(Complete the following):
**A.** From the passage on Maine's proposed food packaging bill, extract the portion starting with "The proposed bill also" and going on through "the intended application.".
**B.** Continue the passage on Maine's proposed food packaging bill from the point at which it stops.

On March 28, 2019, the Maine legislature introduced a bill to prohibit intentionally added phthalates and perfluoroalkyl and polyfluoroalkyl substances (PFAS) in food packaging. Titled, “An Act To Protect the Environment and Public Health by Further Reducing Toxic Chemicals in Packaging,” the proposed bill would amend the state’s toxics in packaging law, which currently prohibits the unnecessary addition of heavy metals to packaging and its components. Earlier in March, Maine’s governor issued an executive order to establish a task force to study PFAS contamination. (Click here for more details on that Executive Order.)
The proposed bill, H.P. 1043 or LD 1433, would prohibit the sale of food packaging to which phthalates have been intentionally added in any amount greater than an incidental presence, beginning January 1, 2022. “Intentional introduction” is defined as the deliberate use of a chemical in the formation of a package or packaging component “when its continued presence is desired in the final package or packaging component to provide a specific characteristic, appearance or quality.” Conversely, the use of a regulated chemical “as a processing agent or intermediate to impart certain chemical or physical changes during manufacturing, when the incidental retention of a residue” of the chemical “in the final package or packaging component is neither desired nor deliberate, is not considered intentional introduction.”
The proposed bill also would authorize the Maine Department of Environmental Protection to issue a rule prohibiting the sale of food packaging containing intentionally added PFAS, if the Department determines that a safer alternative is available. The prohibition may not take effect until January 1, 2022, or two years following Maine’s Department of Environmental Protection determination that a safer alternative is available, whichever is later. The “safer alternative” must be readily available in sufficient quantity, at a comparable cost, and perform equally well as the material it is replacing in the intended application.

(Bounding box prediction data):
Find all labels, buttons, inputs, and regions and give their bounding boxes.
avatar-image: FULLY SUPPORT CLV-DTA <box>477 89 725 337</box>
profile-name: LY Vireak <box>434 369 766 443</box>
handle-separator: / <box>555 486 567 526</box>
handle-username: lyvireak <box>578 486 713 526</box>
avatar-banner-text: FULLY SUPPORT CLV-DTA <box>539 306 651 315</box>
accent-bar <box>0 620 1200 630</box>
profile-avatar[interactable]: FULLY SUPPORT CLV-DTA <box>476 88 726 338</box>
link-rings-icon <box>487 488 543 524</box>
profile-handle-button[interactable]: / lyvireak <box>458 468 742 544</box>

(Task responses):
**A.**
The proposed bill also would authorize the Maine Department of Environmental Protection to issue a rule prohibiting the sale of food packaging containing intentionally added PFAS, if the Department determines that a safer alternative is available. The prohibition may not take effect until January 1, 2022, or two years following Maine’s Department of Environmental Protection determination that a safer alternative is available, whichever is later. The “safer alternative” must be readily available in sufficient quantity, at a comparable cost, and perform equally well as the material it is replacing in the intended application.

**B.**
The bill was referred to the Committee on Environment and Natural Resources on March 28 and reported out of the committee on May 24. The bill is now scheduled to be considered by the full House.
Several trade associations have expressed concern that H.P. 1043 does not distinguish between short and long-chain PFAS. For example, in written testimony to the Committee during an April 17, 2019 hearing on the bill, Patrick Strauch, Executive Director of the Maine Forest Products Council, stated, “it is unreasonable to treat all PFAS the same regardless of their toxicity, and regardless of concentration in the package.” Similarly, Elizabeth Bartheld, Vice President of Government Affairs, American Forest & Paper Association, wrote, “policy and regulations should be based on credible science and reflect actual exposure to and risk from chemicals in specific products, not merely whether de minimis or trace levels of a chemical may be present.” Emphasizing that PFAS in food packaging is already comprehensively regulated at the federal level by the U.S. Food and Drug Administration (FDA), she added that states should avoid duplicative regulation efforts.